Collected data

——————————

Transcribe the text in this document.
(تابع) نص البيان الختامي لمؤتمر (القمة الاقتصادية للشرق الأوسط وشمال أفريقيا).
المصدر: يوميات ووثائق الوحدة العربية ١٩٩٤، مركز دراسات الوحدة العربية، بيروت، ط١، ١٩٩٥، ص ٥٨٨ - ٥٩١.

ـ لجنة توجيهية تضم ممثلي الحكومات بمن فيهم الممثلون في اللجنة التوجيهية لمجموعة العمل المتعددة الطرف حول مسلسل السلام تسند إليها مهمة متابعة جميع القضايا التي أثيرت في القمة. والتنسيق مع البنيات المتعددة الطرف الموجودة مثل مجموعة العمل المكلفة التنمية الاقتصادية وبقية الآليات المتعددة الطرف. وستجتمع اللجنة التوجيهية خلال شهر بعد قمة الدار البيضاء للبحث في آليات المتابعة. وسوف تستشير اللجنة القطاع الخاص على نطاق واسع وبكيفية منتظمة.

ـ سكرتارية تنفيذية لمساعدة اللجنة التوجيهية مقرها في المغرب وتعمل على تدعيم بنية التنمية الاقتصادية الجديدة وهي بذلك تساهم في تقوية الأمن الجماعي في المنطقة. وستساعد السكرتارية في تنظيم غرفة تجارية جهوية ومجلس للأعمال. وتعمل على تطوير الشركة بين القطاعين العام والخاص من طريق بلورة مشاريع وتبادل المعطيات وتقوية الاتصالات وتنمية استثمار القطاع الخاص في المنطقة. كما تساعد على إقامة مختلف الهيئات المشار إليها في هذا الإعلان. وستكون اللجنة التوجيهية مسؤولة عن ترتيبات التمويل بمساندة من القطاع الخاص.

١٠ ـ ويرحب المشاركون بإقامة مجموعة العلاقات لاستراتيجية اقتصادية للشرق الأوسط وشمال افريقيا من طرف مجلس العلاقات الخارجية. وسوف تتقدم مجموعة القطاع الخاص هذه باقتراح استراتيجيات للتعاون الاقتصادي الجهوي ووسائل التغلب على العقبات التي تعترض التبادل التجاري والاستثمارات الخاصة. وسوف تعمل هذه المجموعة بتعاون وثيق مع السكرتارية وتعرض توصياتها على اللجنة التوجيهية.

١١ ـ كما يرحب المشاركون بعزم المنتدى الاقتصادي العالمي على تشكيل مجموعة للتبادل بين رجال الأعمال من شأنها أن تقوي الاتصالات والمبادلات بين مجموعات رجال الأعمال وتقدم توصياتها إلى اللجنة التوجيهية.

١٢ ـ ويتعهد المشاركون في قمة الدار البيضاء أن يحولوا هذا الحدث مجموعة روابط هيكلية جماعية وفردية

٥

——————————

Problem details » Reproduce the data in full, exactly as presented.

Answer to this task »
Transcribe the text in this document.
(تابع) نص البيان الختامي لمؤتمر (القمة الاقتصادية للشرق الأوسط وشمال أفريقيا).
المصدر: يوميات ووثائق الوحدة العربية ١٩٩٤، مركز دراسات الوحدة العربية، بيروت، ط١، ١٩٩٥، ص ٥٨٨ - ٥٩١.

ـ لجنة توجيهية تضم ممثلي الحكومات بمن فيهم الممثلون في اللجنة التوجيهية لمجموعة العمل المتعددة الطرف حول مسلسل السلام تسند إليها مهمة متابعة جميع القضايا التي أثيرت في القمة. والتنسيق مع البنيات المتعددة الطرف الموجودة مثل مجموعة العمل المكلفة التنمية الاقتصادية وبقية الآليات المتعددة الطرف. وستجتمع اللجنة التوجيهية خلال شهر بعد قمة الدار البيضاء للبحث في آليات المتابعة. وسوف تستشير اللجنة القطاع الخاص على نطاق واسع وبكيفية منتظمة.

ـ سكرتارية تنفيذية لمساعدة اللجنة التوجيهية مقرها في المغرب وتعمل على تدعيم بنية التنمية الاقتصادية الجديدة وهي بذلك تساهم في تقوية الأمن الجماعي في المنطقة. وستساعد السكرتارية في تنظيم غرفة تجارية جهوية ومجلس للأعمال. وتعمل على تطوير الشركة بين القطاعين العام والخاص من طريق بلورة مشاريع وتبادل المعطيات وتقوية الاتصالات وتنمية استثمار القطاع الخاص في المنطقة. كما تساعد على إقامة مختلف الهيئات المشار إليها في هذا الإعلان. وستكون اللجنة التوجيهية مسؤولة عن ترتيبات التمويل بمساندة من القطاع الخاص.

١٠ ـ ويرحب المشاركون بإقامة مجموعة العلاقات لاستراتيجية اقتصادية للشرق الأوسط وشمال افريقيا من طرف مجلس العلاقات الخارجية. وسوف تتقدم مجموعة القطاع الخاص هذه باقتراح استراتيجيات للتعاون الاقتصادي الجهوي ووسائل التغلب على العقبات التي تعترض التبادل التجاري والاستثمارات الخاصة. وسوف تعمل هذه المجموعة بتعاون وثيق مع السكرتارية وتعرض توصياتها على اللجنة التوجيهية.

١١ ـ كما يرحب المشاركون بعزم المنتدى الاقتصادي العالمي على تشكيل مجموعة للتبادل بين رجال الأعمال من شأنها أن تقوي الاتصالات والمبادلات بين مجموعات رجال الأعمال وتقدم توصياتها إلى اللجنة التوجيهية.

١٢ ـ ويتعهد المشاركون في قمة الدار البيضاء أن يحولوا هذا الحدث مجموعة روابط هيكلية جماعية وفردية

٥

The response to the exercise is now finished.